- OBJECTIVE: Restate the data exactly as given and keep the pictures out.

- SUPPLIED RECORDS:
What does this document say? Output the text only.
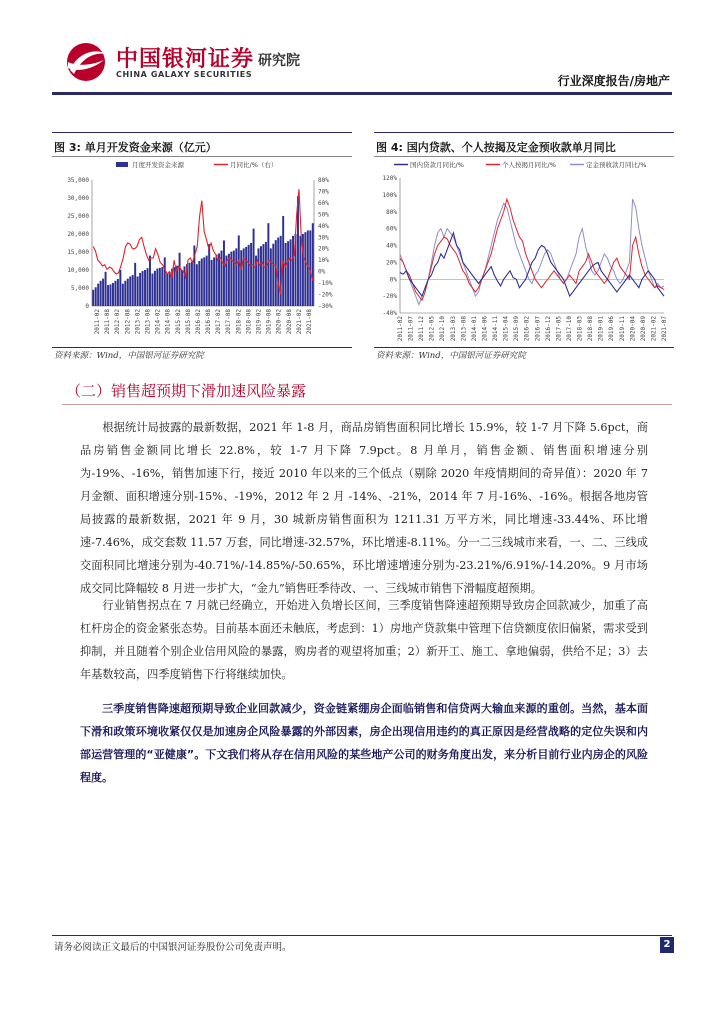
中国银河证券 研究院
CHINA GALAXY SECURITIES	行业深度报告/房地产
图 3: 单月开发资金来源（亿元）
月度开发资金来源	月同比/%（右）
35,000
30,000
25,000
20,000
15,000
10,000
5,000
0
80%
70%
60%
50%
40%
30%
20%
10%
0%
-10%
-20%
-30%
2011-02 2011-08 2012-02 2012-08 2013-02 2013-08 2014-02 2014-08 2015-02 2015-08 2016-02 2016-08 2017-02 2017-08 2018-02 2018-08 2019-02 2019-08 2020-02 2020-08 2021-02 2021-08
资料来源：Wind，中国银河证券研究院
图 4: 国内贷款、个人按揭及定金预收款单月同比
国内贷款月同比/%	个人按揭月同比/%	定金预收款月同比/%
120%
100%
80%
60%
40%
20%
0%
-20%
-40%
2011-02 2011-07 2011-12 2012-05 2012-10 2013-03 2013-08 2014-01 2014-06 2014-11 2015-04 2015-09 2016-02 2016-07 2016-12 2017-05 2017-10 2018-03 2018-08 2019-01 2019-06 2019-11 2020-04 2020-09 2021-02 2021-07
资料来源：Wind，中国银河证券研究院
（二）销售超预期下滑加速风险暴露
根据统计局披露的最新数据，2021 年 1-8 月，商品房销售面积同比增长 15.9%，较 1-7 月下降 5.6pct，商品房销售金额同比增长 22.8%，较 1-7 月下降 7.9pct。8 月单月，销售金额、销售面积增速分别为-19%、-16%，销售加速下行，接近 2010 年以来的三个低点（剔除 2020 年疫情期间的奇异值）：2020 年 7 月金额、面积增速分别-15%、-19%，2012 年 2 月 -14%、-21%，2014 年 7 月-16%、-16%。根据各地房管局披露的最新数据，2021 年 9 月，30 城新房销售面积为 1211.31 万平方米，同比增速-33.44%、环比增速-7.46%，成交套数 11.57 万套，同比增速-32.57%，环比增速-8.11%。分一二三线城市来看，一、二、三线成交面积同比增速分别为-40.71%/-14.85%/-50.65%，环比增速增速分别为-23.21%/6.91%/-14.20%。9 月市场成交同比降幅较 8 月进一步扩大，“金九”销售旺季待改、一、三线城市销售下滑幅度超预期。
行业销售拐点在 7 月就已经确立，开始进入负增长区间，三季度销售降速超预期导致房企回款减少，加重了高杠杆房企的资金紧张态势。目前基本面还未触底，考虑到：1）房地产贷款集中管理下信贷额度依旧偏紧，需求受到抑制，并且随着个别企业信用风险的暴露，购房者的观望将加重；2）新开工、施工、拿地偏弱，供给不足；3）去年基数较高，四季度销售下行将继续加快。
三季度销售降速超预期导致企业回款减少，资金链紧绷房企面临销售和信贷两大输血来源的重创。当然，基本面下滑和政策环境收紧仅仅是加速房企风险暴露的外部因素，房企出现信用违约的真正原因是经营战略的定位失误和内部运营管理的“亚健康”。下文我们将从存在信用风险的某些地产公司的财务角度出发，来分析目前行业内房企的风险程度。
请务必阅读正文最后的中国银河证券股份公司免责声明。	2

- WRITTEN ANSWER:
What does this document say? Output the text only.
中国银河证券 研究院
CHINA GALAXY SECURITIES	行业深度报告/房地产
图 3: 单月开发资金来源（亿元）
月度开发资金来源	月同比/%（右）
35,000
30,000
25,000
20,000
15,000
10,000
5,000
0
80%
70%
60%
50%
40%
30%
20%
10%
0%
-10%
-20%
-30%
2011-02 2011-08 2012-02 2012-08 2013-02 2013-08 2014-02 2014-08 2015-02 2015-08 2016-02 2016-08 2017-02 2017-08 2018-02 2018-08 2019-02 2019-08 2020-02 2020-08 2021-02 2021-08
资料来源：Wind，中国银河证券研究院
图 4: 国内贷款、个人按揭及定金预收款单月同比
国内贷款月同比/%	个人按揭月同比/%	定金预收款月同比/%
120%
100%
80%
60%
40%
20%
0%
-20%
-40%
2011-02 2011-07 2011-12 2012-05 2012-10 2013-03 2013-08 2014-01 2014-06 2014-11 2015-04 2015-09 2016-02 2016-07 2016-12 2017-05 2017-10 2018-03 2018-08 2019-01 2019-06 2019-11 2020-04 2020-09 2021-02 2021-07
资料来源：Wind，中国银河证券研究院
（二）销售超预期下滑加速风险暴露
根据统计局披露的最新数据，2021 年 1-8 月，商品房销售面积同比增长 15.9%，较 1-7 月下降 5.6pct，商品房销售金额同比增长 22.8%，较 1-7 月下降 7.9pct。8 月单月，销售金额、销售面积增速分别为-19%、-16%，销售加速下行，接近 2010 年以来的三个低点（剔除 2020 年疫情期间的奇异值）：2020 年 7 月金额、面积增速分别-15%、-19%，2012 年 2 月 -14%、-21%，2014 年 7 月-16%、-16%。根据各地房管局披露的最新数据，2021 年 9 月，30 城新房销售面积为 1211.31 万平方米，同比增速-33.44%、环比增速-7.46%，成交套数 11.57 万套，同比增速-32.57%，环比增速-8.11%。分一二三线城市来看，一、二、三线成交面积同比增速分别为-40.71%/-14.85%/-50.65%，环比增速增速分别为-23.21%/6.91%/-14.20%。9 月市场成交同比降幅较 8 月进一步扩大，“金九”销售旺季待改、一、三线城市销售下滑幅度超预期。
行业销售拐点在 7 月就已经确立，开始进入负增长区间，三季度销售降速超预期导致房企回款减少，加重了高杠杆房企的资金紧张态势。目前基本面还未触底，考虑到：1）房地产贷款集中管理下信贷额度依旧偏紧，需求受到抑制，并且随着个别企业信用风险的暴露，购房者的观望将加重；2）新开工、施工、拿地偏弱，供给不足；3）去年基数较高，四季度销售下行将继续加快。
三季度销售降速超预期导致企业回款减少，资金链紧绷房企面临销售和信贷两大输血来源的重创。当然，基本面下滑和政策环境收紧仅仅是加速房企风险暴露的外部因素，房企出现信用违约的真正原因是经营战略的定位失误和内部运营管理的“亚健康”。下文我们将从存在信用风险的某些地产公司的财务角度出发，来分析目前行业内房企的风险程度。
请务必阅读正文最后的中国银河证券股份公司免责声明。	2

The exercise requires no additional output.